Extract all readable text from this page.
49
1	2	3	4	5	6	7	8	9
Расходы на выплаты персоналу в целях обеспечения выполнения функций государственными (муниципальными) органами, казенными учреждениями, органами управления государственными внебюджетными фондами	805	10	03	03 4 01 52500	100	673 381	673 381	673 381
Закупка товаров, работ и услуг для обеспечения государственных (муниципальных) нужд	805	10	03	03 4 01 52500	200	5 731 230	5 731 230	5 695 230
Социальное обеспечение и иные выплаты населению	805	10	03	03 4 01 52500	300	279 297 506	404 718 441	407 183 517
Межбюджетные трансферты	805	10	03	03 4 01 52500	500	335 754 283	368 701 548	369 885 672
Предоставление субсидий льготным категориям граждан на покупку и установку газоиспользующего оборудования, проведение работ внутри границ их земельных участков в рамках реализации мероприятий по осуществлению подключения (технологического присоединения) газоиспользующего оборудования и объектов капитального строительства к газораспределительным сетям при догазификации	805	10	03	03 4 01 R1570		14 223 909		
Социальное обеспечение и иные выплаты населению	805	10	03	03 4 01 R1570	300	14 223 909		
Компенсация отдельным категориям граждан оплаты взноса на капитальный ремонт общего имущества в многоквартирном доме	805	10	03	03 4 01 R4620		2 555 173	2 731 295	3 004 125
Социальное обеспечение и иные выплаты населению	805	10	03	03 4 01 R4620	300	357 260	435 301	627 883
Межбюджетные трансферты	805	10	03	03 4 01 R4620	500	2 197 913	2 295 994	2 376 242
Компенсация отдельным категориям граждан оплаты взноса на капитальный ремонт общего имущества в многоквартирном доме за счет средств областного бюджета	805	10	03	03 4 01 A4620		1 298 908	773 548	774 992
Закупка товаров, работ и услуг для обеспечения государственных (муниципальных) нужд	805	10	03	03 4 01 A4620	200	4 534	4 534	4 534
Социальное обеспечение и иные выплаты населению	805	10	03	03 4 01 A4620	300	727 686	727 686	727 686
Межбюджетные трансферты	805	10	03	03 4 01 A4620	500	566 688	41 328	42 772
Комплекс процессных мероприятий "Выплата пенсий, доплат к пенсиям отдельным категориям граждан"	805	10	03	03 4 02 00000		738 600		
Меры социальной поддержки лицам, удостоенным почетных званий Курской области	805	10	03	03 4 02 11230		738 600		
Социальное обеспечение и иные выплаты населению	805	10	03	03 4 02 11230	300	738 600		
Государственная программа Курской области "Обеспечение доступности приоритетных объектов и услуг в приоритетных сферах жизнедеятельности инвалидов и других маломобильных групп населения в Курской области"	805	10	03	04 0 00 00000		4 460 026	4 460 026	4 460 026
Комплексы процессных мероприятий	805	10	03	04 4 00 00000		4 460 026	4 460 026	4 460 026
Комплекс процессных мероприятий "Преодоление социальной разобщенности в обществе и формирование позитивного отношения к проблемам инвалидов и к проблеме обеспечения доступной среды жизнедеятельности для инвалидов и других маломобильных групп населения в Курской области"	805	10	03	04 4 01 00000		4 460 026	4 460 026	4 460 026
---
GIVEN PROBLEM :: Which lines of the data above contain "услуг"? Copy each one.

FULL ANSWER ::
Закупка товаров, работ и услуг для обеспечения государственных (муниципальных) нужд	805	10	03	03 4 01 52500	200	5 731 230	5 731 230	5 695 230
Закупка товаров, работ и услуг для обеспечения государственных (муниципальных) нужд	805	10	03	03 4 01 A4620	200	4 534	4 534	4 534
Государственная программа Курской области "Обеспечение доступности приоритетных объектов и услуг в приоритетных сферах жизнедеятельности инвалидов и других маломобильных групп населения в Курской области"	805	10	03	04 0 00 00000		4 460 026	4 460 026	4 460 026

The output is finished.